• [Job]:
Scan the entries below and extract each line with the word "background" in it.

Collected data:
──────────

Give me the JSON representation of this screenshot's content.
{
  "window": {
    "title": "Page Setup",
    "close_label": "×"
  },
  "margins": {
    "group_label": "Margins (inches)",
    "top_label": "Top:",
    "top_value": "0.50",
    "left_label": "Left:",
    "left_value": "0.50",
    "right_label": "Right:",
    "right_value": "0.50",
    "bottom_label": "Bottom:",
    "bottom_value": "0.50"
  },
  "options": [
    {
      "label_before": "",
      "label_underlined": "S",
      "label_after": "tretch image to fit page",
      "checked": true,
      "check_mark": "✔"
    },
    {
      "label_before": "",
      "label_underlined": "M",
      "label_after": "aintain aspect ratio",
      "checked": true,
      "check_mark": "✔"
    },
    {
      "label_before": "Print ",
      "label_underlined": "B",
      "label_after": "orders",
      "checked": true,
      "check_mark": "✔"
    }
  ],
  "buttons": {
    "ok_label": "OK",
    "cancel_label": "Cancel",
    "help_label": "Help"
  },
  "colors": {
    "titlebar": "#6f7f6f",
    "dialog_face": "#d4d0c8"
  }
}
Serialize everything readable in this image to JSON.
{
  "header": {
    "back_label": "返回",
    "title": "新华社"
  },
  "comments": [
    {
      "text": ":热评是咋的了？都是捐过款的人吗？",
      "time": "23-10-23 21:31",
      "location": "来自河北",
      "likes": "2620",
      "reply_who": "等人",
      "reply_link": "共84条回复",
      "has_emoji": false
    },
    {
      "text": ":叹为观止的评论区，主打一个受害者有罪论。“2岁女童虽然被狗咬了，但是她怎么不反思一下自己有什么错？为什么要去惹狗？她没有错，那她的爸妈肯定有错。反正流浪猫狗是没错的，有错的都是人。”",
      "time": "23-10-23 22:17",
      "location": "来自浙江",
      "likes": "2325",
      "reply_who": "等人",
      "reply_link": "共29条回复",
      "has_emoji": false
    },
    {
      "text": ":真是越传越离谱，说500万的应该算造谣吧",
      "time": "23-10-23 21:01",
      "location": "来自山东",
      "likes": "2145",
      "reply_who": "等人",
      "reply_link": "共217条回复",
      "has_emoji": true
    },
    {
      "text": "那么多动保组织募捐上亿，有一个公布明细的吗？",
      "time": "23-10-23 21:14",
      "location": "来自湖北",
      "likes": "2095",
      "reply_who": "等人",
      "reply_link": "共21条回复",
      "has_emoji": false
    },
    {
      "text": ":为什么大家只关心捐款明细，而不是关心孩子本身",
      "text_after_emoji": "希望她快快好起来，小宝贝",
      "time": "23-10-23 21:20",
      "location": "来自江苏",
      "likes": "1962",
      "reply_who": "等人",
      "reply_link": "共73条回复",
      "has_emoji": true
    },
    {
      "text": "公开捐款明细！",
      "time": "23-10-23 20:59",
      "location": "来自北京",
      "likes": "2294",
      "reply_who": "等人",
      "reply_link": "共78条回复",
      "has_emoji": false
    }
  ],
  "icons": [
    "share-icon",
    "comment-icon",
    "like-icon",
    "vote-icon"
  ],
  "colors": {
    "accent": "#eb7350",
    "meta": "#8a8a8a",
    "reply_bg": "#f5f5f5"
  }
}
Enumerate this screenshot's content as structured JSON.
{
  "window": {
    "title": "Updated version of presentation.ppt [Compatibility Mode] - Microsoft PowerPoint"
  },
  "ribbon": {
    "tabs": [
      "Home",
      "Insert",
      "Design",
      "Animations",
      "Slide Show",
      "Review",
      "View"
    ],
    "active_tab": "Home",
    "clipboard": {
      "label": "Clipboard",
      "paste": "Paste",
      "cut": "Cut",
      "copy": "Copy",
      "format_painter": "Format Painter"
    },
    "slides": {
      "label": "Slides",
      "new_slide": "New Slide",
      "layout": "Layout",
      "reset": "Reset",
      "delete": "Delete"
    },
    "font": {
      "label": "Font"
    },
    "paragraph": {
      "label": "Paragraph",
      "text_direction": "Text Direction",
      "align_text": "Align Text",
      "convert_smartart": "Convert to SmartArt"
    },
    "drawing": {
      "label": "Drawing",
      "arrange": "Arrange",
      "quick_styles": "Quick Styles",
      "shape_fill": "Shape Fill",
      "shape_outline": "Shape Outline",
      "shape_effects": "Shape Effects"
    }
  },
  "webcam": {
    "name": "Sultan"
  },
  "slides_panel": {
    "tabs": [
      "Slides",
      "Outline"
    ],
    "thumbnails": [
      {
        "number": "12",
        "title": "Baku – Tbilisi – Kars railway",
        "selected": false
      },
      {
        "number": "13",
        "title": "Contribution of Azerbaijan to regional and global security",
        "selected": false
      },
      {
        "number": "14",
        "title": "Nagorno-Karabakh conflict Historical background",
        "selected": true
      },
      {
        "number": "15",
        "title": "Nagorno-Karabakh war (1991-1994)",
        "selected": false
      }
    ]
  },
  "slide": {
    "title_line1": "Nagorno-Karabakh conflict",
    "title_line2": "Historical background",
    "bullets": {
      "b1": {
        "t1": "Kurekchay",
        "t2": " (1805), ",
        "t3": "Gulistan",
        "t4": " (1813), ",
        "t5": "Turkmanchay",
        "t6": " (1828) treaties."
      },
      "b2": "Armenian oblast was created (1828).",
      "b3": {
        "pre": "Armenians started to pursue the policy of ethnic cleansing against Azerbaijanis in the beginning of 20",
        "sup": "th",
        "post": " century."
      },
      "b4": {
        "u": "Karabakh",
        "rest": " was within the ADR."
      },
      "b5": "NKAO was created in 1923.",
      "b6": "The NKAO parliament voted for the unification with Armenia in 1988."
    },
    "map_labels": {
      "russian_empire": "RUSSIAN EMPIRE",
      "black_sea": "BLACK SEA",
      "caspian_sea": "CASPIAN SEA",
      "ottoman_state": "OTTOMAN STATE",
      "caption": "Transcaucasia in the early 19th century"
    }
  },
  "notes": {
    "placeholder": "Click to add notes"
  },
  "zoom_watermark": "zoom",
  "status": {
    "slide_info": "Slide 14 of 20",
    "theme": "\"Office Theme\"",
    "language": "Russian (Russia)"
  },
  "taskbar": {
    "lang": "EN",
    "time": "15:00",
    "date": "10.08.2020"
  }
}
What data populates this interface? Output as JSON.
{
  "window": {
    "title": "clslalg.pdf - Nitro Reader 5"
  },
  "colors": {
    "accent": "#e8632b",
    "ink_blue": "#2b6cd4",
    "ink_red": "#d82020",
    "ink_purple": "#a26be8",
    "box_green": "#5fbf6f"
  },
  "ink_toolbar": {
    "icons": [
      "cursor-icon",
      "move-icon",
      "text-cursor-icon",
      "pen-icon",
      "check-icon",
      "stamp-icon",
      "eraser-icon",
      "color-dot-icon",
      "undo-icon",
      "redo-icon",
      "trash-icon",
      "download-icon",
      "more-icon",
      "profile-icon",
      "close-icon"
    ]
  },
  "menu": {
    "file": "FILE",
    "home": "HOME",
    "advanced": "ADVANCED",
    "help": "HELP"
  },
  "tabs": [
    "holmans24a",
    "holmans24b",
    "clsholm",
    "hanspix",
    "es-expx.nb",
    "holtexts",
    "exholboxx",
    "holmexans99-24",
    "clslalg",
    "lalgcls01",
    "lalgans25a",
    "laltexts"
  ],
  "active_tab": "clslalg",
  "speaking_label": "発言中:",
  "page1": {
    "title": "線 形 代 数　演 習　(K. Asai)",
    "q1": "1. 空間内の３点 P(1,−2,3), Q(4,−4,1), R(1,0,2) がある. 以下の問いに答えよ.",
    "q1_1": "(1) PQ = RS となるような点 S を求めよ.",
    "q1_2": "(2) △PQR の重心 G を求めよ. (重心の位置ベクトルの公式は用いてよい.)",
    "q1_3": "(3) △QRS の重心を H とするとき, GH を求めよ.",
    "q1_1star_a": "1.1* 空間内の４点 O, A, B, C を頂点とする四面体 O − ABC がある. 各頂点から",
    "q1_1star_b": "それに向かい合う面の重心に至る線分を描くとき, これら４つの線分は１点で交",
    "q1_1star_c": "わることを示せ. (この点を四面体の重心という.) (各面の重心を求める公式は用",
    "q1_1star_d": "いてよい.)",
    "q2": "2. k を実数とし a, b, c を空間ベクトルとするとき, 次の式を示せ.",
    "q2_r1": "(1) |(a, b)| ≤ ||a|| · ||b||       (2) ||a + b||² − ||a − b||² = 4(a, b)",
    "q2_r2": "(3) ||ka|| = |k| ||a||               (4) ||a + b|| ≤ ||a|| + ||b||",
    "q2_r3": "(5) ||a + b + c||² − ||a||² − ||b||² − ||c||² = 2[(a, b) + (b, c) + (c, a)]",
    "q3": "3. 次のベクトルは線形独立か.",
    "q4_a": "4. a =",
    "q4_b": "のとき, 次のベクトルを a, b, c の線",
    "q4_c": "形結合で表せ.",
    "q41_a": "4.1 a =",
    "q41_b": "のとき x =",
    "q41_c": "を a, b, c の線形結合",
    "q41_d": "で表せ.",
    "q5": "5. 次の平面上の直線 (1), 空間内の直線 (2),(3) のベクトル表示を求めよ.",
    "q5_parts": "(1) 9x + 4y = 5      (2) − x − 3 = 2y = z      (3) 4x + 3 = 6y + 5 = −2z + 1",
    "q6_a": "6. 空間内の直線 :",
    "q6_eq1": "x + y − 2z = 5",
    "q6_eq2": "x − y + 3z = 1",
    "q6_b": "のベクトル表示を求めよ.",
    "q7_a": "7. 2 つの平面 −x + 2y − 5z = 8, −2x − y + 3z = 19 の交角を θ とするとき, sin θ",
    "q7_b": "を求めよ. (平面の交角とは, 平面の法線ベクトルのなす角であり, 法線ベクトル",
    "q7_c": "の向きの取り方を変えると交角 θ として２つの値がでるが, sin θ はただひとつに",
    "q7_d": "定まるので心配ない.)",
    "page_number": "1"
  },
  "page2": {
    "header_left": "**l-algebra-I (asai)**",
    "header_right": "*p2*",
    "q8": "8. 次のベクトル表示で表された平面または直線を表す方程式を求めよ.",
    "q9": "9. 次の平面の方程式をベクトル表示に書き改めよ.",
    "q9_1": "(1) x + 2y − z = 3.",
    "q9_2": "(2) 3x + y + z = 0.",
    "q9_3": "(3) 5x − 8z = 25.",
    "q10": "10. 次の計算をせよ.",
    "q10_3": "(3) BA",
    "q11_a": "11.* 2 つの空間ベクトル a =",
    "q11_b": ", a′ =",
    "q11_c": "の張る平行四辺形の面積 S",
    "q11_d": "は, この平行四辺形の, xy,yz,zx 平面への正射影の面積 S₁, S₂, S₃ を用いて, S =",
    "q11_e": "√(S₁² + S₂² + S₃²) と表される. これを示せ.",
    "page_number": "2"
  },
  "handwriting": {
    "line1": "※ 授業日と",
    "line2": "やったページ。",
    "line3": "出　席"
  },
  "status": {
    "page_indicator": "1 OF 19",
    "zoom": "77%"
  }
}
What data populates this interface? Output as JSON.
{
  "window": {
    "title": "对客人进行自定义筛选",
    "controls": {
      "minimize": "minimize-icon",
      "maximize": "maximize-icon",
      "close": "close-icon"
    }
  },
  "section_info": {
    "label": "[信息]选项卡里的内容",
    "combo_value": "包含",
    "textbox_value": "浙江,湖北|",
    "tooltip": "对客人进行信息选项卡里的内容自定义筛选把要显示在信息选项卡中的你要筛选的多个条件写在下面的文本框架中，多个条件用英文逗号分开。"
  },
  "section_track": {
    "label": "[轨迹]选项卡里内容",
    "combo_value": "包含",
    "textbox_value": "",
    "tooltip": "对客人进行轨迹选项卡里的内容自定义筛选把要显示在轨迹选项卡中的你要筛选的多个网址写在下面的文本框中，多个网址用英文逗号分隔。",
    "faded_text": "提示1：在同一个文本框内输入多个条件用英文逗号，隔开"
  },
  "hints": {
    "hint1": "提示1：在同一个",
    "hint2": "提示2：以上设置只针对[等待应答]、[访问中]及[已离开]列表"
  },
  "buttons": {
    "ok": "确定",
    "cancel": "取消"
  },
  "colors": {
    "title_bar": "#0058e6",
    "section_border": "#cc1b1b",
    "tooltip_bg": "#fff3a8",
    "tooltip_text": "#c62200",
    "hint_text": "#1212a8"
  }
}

──────────

• [Problem solution]:
        "title": "Nagorno-Karabakh conflict Historical background",
    "title_line2": "Historical background",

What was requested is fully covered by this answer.